### SHORT PROBLEM:
Write out the entries below once more, exactly.

### Records that describe figures:
──────

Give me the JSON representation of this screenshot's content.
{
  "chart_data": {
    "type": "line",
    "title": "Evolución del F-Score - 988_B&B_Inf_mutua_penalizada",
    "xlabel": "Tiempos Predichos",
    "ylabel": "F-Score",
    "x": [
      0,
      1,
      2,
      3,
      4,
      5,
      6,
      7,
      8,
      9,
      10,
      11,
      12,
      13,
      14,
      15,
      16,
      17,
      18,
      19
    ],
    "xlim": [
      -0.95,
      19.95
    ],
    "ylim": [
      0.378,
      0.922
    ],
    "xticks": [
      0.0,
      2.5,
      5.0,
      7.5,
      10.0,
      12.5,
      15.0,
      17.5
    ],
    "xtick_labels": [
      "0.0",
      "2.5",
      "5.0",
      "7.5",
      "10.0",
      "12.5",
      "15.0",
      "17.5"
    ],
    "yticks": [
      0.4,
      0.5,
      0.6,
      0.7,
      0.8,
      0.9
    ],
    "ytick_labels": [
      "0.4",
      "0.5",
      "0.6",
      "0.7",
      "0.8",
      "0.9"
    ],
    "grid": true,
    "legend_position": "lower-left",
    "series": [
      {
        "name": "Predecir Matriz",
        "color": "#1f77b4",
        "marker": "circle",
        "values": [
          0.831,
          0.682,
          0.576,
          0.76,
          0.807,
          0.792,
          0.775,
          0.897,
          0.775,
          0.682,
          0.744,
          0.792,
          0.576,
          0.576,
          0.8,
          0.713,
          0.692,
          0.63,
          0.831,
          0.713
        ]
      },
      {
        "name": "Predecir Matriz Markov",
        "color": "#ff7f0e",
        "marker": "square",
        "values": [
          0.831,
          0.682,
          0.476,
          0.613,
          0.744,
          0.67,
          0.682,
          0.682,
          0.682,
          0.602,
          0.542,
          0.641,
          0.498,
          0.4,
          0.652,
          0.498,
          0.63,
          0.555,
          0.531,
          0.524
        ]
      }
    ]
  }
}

──────

### RESULT FOR THIS TASK:
Give me the JSON representation of this screenshot's content.
{
  "chart_data": {
    "type": "line",
    "title": "Evolución del F-Score - 988_B&B_Inf_mutua_penalizada",
    "xlabel": "Tiempos Predichos",
    "ylabel": "F-Score",
    "x": [
      0,
      1,
      2,
      3,
      4,
      5,
      6,
      7,
      8,
      9,
      10,
      11,
      12,
      13,
      14,
      15,
      16,
      17,
      18,
      19
    ],
    "xlim": [
      -0.95,
      19.95
    ],
    "ylim": [
      0.378,
      0.922
    ],
    "xticks": [
      0.0,
      2.5,
      5.0,
      7.5,
      10.0,
      12.5,
      15.0,
      17.5
    ],
    "xtick_labels": [
      "0.0",
      "2.5",
      "5.0",
      "7.5",
      "10.0",
      "12.5",
      "15.0",
      "17.5"
    ],
    "yticks": [
      0.4,
      0.5,
      0.6,
      0.7,
      0.8,
      0.9
    ],
    "ytick_labels": [
      "0.4",
      "0.5",
      "0.6",
      "0.7",
      "0.8",
      "0.9"
    ],
    "grid": true,
    "legend_position": "lower-left",
    "series": [
      {
        "name": "Predecir Matriz",
        "color": "#1f77b4",
        "marker": "circle",
        "values": [
          0.831,
          0.682,
          0.576,
          0.76,
          0.807,
          0.792,
          0.775,
          0.897,
          0.775,
          0.682,
          0.744,
          0.792,
          0.576,
          0.576,
          0.8,
          0.713,
          0.692,
          0.63,
          0.831,
          0.713
        ]
      },
      {
        "name": "Predecir Matriz Markov",
        "color": "#ff7f0e",
        "marker": "square",
        "values": [
          0.831,
          0.682,
          0.476,
          0.613,
          0.744,
          0.67,
          0.682,
          0.682,
          0.682,
          0.602,
          0.542,
          0.641,
          0.498,
          0.4,
          0.652,
          0.498,
          0.63,
          0.555,
          0.531,
          0.524
        ]
      }
    ]
  }
}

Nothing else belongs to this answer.